**To do:**
Pick out all lines with the word "Decoding" from the records that follow.
################
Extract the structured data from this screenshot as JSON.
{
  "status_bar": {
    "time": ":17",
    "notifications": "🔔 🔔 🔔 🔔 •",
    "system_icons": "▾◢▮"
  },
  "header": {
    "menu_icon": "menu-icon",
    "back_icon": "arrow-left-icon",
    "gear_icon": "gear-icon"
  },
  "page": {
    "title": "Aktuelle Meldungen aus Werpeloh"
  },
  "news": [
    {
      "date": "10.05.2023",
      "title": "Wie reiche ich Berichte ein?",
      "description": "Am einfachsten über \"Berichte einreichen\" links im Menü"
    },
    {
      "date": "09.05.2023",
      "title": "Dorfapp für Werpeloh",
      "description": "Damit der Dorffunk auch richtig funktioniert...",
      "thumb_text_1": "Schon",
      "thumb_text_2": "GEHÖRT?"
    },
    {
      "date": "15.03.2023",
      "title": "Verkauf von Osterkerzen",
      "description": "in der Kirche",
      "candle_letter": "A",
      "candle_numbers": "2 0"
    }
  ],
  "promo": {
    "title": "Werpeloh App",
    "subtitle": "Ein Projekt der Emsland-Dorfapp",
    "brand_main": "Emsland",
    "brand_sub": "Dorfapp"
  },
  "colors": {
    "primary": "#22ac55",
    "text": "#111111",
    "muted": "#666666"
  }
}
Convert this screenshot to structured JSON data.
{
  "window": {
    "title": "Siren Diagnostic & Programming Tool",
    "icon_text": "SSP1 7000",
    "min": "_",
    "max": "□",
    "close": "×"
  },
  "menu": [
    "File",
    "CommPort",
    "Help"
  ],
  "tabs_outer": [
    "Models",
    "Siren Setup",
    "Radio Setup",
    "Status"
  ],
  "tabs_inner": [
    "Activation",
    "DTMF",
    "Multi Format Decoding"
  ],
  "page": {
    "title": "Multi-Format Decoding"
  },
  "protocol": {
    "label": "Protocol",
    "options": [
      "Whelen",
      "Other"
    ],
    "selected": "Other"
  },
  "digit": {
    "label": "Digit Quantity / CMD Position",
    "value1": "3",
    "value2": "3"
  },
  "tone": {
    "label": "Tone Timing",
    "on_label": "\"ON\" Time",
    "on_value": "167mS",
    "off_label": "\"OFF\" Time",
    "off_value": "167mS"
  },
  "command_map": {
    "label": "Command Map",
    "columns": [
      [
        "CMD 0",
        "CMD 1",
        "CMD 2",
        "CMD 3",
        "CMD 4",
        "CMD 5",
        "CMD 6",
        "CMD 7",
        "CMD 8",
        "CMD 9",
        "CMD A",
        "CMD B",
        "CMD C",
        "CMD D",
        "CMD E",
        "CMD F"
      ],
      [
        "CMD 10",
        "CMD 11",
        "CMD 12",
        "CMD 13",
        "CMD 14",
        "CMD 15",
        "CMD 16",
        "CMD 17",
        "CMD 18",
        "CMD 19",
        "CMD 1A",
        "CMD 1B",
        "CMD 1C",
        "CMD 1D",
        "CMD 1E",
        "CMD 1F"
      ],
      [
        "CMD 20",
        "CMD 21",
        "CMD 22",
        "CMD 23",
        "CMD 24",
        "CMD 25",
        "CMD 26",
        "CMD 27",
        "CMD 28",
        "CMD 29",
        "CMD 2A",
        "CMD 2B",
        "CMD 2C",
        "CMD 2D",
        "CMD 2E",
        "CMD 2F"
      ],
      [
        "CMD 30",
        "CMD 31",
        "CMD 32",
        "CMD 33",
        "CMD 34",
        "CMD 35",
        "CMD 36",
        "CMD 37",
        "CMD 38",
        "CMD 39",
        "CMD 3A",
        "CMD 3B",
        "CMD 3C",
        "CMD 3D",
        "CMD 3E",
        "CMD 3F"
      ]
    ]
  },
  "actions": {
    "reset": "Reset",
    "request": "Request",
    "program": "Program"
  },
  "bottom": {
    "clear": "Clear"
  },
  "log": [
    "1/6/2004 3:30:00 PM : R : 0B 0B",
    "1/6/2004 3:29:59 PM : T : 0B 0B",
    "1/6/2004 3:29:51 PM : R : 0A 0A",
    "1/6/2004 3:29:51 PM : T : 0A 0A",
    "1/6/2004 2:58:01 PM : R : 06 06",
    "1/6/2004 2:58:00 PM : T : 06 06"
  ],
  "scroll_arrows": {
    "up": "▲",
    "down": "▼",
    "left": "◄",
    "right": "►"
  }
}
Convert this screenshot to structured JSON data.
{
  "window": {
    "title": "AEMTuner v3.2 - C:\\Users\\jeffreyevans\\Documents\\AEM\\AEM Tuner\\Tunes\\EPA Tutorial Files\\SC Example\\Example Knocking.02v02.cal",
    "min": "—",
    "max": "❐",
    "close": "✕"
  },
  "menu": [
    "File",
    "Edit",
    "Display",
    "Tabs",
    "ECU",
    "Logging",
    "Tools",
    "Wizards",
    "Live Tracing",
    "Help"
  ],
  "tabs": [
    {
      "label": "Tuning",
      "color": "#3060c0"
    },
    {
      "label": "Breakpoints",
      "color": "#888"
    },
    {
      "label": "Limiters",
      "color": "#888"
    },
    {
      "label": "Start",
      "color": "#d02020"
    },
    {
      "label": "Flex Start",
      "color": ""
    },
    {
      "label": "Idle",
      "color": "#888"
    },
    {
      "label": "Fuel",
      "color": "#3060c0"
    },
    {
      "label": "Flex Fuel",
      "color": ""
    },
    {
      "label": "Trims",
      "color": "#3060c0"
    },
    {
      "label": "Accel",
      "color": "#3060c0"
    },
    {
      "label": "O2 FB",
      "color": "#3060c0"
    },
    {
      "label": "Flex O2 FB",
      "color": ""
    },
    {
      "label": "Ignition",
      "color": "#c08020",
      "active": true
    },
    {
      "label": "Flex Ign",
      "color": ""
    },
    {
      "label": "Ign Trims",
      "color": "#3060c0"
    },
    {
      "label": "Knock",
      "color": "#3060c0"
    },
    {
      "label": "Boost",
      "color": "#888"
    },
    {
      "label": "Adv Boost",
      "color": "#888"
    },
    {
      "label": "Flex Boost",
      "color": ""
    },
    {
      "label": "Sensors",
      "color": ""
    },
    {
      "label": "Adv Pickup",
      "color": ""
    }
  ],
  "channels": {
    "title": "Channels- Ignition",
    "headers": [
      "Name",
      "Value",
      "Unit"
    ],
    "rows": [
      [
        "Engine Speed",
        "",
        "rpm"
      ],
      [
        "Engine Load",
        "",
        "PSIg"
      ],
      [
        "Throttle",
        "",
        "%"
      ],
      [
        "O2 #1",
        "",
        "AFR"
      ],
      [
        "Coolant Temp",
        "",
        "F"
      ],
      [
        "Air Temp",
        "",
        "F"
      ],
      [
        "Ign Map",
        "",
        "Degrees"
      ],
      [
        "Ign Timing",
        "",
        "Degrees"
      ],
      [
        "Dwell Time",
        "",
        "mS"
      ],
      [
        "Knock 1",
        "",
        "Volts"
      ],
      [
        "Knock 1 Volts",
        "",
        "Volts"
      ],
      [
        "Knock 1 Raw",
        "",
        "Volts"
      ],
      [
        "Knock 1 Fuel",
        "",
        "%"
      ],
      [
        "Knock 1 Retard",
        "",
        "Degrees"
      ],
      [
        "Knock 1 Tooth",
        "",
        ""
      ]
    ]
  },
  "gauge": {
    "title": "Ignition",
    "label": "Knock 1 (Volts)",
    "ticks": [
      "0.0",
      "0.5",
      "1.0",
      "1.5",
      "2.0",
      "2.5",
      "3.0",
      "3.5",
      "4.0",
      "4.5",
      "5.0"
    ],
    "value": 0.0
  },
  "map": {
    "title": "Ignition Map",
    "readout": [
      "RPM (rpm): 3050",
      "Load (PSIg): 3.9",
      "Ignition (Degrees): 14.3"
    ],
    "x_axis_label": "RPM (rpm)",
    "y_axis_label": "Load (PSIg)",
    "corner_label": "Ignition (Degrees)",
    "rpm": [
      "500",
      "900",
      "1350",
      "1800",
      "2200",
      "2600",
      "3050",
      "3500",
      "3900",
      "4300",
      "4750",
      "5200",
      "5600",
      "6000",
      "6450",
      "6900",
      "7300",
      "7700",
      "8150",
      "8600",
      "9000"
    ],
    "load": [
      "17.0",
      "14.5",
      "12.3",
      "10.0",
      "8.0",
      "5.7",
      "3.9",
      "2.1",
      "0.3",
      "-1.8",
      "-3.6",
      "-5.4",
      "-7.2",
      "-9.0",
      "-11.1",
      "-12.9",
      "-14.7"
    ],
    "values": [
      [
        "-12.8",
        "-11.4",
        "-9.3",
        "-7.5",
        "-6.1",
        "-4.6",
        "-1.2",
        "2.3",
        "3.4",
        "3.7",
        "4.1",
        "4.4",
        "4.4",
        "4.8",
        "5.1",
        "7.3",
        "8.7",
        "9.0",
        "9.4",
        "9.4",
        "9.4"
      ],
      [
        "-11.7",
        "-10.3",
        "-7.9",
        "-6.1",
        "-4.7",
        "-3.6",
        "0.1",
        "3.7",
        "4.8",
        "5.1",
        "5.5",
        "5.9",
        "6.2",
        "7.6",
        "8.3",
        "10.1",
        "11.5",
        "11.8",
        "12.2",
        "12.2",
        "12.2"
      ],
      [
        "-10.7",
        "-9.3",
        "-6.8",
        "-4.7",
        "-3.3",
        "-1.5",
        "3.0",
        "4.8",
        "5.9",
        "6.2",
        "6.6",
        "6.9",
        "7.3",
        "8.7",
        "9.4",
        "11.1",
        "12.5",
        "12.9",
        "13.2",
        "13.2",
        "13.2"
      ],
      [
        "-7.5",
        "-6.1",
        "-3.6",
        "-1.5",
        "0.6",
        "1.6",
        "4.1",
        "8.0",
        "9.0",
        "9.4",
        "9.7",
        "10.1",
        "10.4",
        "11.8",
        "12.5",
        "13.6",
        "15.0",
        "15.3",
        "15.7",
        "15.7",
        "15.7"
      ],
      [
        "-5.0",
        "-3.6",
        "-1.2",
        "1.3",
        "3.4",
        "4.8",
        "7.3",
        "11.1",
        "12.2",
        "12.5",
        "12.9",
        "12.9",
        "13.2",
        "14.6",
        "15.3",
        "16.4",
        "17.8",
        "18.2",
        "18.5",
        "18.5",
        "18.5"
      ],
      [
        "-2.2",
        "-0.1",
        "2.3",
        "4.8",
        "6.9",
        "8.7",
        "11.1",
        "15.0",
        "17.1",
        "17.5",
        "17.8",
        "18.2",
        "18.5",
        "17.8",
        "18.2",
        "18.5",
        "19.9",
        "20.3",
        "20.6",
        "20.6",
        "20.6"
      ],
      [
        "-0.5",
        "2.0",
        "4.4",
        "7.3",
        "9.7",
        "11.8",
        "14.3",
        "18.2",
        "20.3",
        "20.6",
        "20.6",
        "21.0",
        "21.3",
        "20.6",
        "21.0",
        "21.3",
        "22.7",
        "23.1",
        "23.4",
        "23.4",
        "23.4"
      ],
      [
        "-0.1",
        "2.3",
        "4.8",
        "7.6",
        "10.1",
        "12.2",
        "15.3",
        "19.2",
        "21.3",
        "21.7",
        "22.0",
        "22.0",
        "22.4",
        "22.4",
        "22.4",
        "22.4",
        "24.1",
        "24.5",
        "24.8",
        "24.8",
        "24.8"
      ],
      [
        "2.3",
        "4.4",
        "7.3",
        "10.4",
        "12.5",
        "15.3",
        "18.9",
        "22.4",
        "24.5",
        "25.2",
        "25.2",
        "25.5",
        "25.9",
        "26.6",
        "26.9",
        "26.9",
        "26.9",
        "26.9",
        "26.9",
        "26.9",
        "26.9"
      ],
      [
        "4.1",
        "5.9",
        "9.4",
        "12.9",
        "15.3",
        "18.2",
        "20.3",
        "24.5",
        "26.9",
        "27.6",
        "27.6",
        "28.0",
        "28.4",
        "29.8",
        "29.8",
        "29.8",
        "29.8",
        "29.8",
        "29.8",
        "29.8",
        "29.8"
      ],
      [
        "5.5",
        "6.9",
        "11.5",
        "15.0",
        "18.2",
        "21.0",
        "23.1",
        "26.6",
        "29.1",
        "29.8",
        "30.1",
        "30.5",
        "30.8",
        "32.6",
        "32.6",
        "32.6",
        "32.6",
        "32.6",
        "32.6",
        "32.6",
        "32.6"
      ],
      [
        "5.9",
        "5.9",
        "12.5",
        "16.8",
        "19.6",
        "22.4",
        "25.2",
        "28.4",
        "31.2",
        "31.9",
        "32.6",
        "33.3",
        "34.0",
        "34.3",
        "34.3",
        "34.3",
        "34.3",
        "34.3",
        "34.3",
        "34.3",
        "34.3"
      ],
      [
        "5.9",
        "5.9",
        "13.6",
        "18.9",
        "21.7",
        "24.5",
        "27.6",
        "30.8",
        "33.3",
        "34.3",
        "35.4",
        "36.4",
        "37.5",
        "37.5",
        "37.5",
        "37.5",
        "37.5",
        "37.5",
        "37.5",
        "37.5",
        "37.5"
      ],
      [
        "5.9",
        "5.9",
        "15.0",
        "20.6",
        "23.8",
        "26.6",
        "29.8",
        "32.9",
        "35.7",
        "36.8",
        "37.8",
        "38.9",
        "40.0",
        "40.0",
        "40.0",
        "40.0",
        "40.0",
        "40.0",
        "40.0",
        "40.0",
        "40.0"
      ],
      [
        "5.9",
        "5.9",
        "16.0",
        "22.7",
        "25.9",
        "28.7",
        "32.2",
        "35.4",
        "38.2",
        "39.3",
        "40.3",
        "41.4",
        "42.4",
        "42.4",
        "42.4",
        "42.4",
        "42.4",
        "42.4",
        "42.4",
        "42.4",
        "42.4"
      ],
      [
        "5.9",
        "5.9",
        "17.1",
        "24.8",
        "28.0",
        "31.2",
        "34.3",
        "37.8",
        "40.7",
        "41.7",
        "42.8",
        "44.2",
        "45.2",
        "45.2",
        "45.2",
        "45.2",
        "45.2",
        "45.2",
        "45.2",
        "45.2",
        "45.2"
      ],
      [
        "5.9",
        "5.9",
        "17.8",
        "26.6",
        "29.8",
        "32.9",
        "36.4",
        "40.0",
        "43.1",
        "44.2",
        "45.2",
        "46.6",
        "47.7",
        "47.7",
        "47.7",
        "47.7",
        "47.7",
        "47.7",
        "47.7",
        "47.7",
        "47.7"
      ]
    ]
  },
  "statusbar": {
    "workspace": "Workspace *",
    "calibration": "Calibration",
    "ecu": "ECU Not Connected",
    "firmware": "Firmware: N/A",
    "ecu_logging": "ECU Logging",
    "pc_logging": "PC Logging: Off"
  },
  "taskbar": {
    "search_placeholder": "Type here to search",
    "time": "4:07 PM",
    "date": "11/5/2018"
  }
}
################
**Answer for this exercise:**
    "Multi Format Decoding"
    "title": "Multi-Format Decoding"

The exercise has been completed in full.